Work out how many lines contain "Bilangan". Reply with the count alone.

# # #

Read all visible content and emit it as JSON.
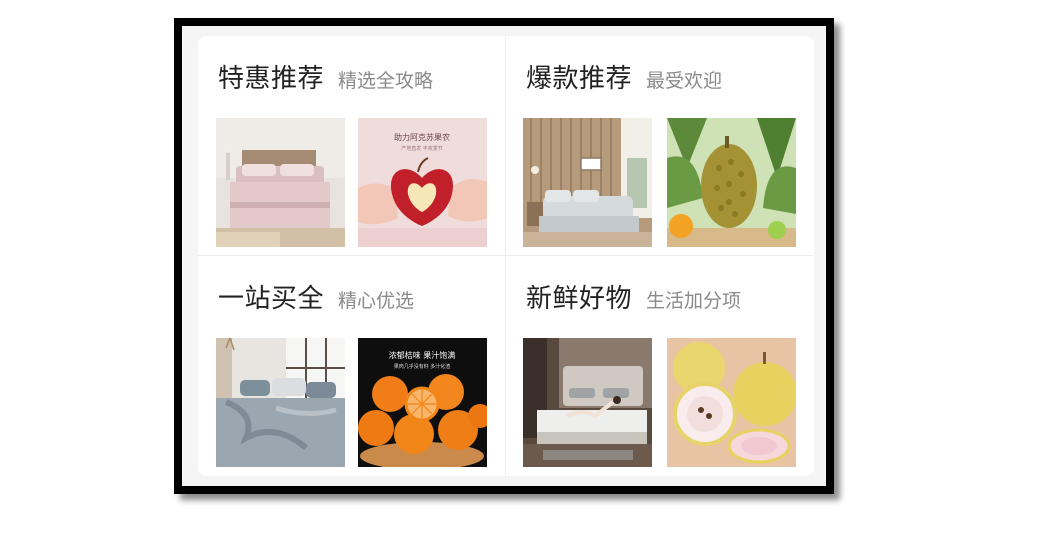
{
  "sections": [
    {
      "title": "特惠推荐",
      "subtitle": "精选全攻略",
      "products": [
        {
          "icon": "bedding-set-image"
        },
        {
          "icon": "apple-heart-image",
          "caption_line1": "助力阿克苏果农",
          "caption_line2": "产地直发 丰收季节"
        }
      ]
    },
    {
      "title": "爆款推荐",
      "subtitle": "最受欢迎",
      "products": [
        {
          "icon": "bedroom-wood-wall-image"
        },
        {
          "icon": "durian-image"
        }
      ]
    },
    {
      "title": "一站买全",
      "subtitle": "精心优选",
      "products": [
        {
          "icon": "gray-bedding-image"
        },
        {
          "icon": "orange-fruit-image",
          "caption_line1": "浓郁桔味 果汁饱满",
          "caption_line2": "果肉几乎没有籽 多汁化渣"
        }
      ]
    },
    {
      "title": "新鲜好物",
      "subtitle": "生活加分项",
      "products": [
        {
          "icon": "mattress-image"
        },
        {
          "icon": "snow-pear-image"
        }
      ]
    }
  ]
}
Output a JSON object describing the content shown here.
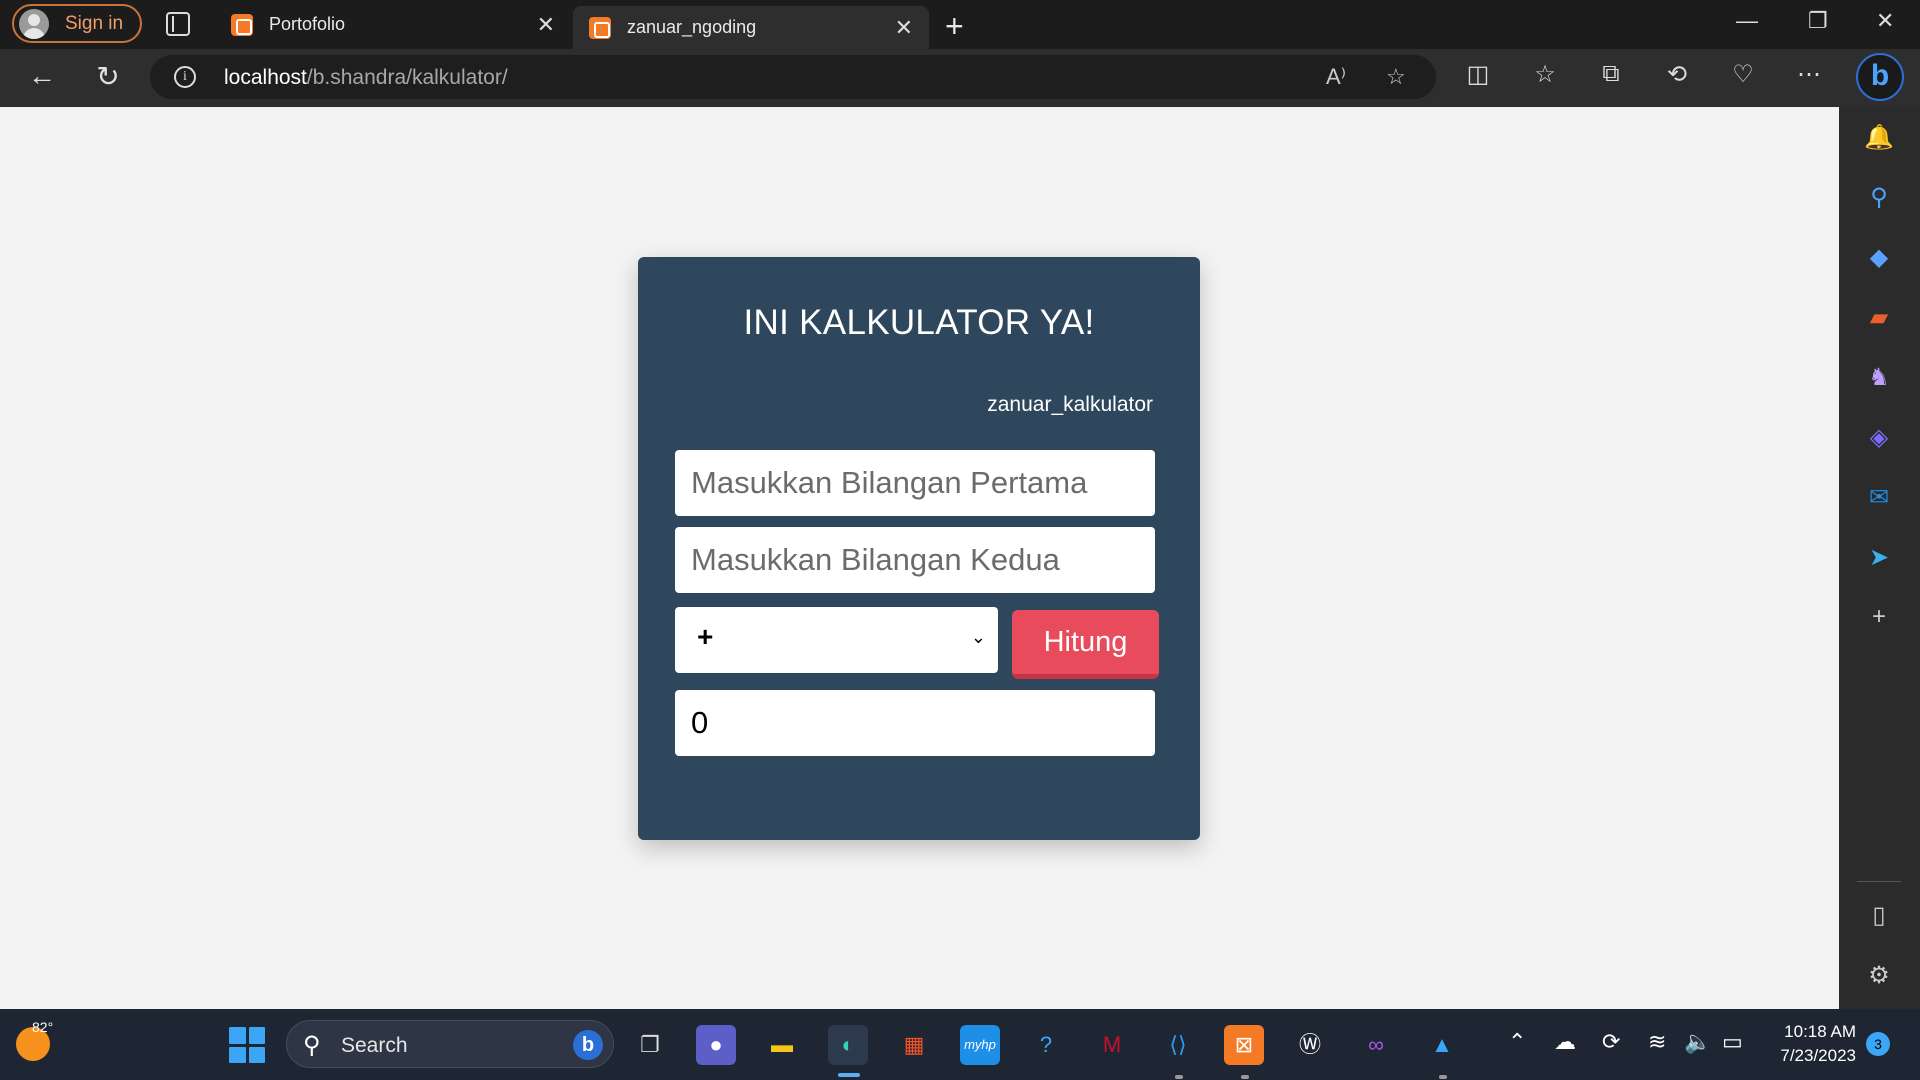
{
  "browser": {
    "signin_label": "Sign in",
    "tabs": [
      {
        "title": "Portofolio",
        "active": false
      },
      {
        "title": "zanuar_ngoding",
        "active": true
      }
    ],
    "address": {
      "host": "localhost",
      "path": "/b.shandra/kalkulator/"
    }
  },
  "calculator": {
    "title": "INI KALKULATOR YA!",
    "brand": "zanuar_kalkulator",
    "first_placeholder": "Masukkan Bilangan Pertama",
    "second_placeholder": "Masukkan Bilangan Kedua",
    "operator": "+",
    "compute_label": "Hitung",
    "result": "0",
    "colors": {
      "card": "#2f475c",
      "button": "#e84c5c",
      "page": "#f3f3f3"
    }
  },
  "taskbar": {
    "temperature": "82°",
    "search_label": "Search",
    "time": "10:18 AM",
    "date": "7/23/2023",
    "notifications": "3"
  }
}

# # #

Exercise answer:
2